→ SET PROBLEM
State how many lines contain the string "evolution", and write nothing else.

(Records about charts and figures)

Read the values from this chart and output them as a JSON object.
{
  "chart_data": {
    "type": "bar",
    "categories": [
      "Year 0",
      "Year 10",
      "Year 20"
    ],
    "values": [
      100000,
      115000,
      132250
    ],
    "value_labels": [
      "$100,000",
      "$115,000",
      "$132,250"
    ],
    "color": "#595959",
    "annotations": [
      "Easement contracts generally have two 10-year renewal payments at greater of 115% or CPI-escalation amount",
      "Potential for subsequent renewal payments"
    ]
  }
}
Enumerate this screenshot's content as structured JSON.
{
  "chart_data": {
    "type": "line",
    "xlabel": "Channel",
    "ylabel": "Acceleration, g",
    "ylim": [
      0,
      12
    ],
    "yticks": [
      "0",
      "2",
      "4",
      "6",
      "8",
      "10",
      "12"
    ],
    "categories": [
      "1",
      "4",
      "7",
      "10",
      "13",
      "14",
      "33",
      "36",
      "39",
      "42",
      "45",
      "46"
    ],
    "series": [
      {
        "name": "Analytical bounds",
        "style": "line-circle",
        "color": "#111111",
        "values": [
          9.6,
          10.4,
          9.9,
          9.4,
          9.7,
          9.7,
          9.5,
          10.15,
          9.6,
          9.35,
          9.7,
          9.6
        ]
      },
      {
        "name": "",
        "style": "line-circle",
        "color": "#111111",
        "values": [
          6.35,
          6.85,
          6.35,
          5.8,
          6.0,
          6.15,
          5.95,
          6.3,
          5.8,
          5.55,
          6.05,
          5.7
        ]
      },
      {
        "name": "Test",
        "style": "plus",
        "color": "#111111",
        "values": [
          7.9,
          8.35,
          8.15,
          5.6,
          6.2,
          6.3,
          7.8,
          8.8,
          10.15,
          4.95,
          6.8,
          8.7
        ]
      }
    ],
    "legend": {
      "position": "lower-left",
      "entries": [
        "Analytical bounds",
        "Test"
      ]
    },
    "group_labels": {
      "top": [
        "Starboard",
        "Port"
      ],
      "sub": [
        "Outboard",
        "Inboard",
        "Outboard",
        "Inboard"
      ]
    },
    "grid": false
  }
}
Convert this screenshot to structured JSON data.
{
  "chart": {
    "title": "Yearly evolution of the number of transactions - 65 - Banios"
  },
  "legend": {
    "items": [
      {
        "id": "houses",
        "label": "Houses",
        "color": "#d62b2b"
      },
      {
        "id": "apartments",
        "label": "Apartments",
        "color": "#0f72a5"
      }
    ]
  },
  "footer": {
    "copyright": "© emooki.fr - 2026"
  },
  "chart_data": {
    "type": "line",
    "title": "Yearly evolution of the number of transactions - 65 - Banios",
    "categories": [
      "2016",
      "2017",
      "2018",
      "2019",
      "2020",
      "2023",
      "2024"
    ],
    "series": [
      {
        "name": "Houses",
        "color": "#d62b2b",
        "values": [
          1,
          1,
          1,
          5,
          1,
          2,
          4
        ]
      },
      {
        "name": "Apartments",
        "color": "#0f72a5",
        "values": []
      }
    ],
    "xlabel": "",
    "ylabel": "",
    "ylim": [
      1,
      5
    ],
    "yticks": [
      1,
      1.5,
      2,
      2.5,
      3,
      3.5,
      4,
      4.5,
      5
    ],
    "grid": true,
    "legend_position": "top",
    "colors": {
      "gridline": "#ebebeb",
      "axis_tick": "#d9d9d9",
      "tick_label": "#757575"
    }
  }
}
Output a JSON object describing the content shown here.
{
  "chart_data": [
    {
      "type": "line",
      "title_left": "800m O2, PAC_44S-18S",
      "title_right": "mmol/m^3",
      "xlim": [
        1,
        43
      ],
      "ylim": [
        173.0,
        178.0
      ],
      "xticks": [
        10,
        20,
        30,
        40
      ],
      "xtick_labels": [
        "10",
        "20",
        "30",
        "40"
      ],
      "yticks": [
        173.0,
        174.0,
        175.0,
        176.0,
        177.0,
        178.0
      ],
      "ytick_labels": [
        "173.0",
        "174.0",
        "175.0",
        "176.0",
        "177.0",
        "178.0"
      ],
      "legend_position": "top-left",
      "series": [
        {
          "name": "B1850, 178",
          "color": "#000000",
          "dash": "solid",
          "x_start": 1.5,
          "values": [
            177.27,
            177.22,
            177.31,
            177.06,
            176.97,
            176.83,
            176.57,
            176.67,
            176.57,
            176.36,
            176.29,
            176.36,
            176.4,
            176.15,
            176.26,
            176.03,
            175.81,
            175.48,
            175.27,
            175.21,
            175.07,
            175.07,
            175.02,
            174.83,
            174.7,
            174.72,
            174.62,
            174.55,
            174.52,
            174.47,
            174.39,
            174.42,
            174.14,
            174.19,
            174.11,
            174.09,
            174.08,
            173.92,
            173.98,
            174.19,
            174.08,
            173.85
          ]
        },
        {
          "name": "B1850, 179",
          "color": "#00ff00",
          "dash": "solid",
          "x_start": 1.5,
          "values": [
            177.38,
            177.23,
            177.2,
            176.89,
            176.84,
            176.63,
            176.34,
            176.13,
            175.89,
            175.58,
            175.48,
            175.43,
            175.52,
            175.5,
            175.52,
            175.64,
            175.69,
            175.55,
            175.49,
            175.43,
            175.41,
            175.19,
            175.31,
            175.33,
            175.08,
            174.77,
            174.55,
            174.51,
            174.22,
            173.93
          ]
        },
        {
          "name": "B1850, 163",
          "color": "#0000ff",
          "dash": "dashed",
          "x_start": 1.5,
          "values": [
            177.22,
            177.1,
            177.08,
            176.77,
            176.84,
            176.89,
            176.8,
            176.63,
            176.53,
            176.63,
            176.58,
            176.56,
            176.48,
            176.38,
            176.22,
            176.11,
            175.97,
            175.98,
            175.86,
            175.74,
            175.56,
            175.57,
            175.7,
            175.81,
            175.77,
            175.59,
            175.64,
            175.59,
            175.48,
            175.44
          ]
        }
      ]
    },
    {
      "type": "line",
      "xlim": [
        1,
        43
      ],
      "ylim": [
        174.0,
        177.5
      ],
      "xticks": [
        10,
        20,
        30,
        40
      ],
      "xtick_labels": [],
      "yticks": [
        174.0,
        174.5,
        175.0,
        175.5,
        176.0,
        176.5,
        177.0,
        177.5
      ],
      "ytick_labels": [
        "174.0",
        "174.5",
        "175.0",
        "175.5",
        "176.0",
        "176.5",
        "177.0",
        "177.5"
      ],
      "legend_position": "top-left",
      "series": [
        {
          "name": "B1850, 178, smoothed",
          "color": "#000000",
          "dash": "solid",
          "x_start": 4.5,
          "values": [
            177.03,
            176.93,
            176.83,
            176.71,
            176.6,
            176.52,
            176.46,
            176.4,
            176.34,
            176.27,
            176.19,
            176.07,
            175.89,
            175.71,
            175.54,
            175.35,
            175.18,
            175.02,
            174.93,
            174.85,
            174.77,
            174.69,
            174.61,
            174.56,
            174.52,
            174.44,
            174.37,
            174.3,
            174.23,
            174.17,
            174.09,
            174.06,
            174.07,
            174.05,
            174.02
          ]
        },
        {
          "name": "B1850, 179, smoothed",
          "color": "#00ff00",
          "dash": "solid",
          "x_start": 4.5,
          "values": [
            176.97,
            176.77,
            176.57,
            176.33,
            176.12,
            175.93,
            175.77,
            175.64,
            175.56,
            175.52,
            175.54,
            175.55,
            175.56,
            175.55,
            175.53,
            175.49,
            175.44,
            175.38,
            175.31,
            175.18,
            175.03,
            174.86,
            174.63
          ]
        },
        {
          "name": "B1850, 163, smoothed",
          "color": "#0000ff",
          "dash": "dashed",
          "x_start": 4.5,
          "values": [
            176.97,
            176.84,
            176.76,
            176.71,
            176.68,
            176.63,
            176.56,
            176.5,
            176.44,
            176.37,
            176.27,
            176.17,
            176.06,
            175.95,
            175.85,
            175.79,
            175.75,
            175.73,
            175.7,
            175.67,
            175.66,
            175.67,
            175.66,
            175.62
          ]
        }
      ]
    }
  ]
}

→ RESULT BELOW
2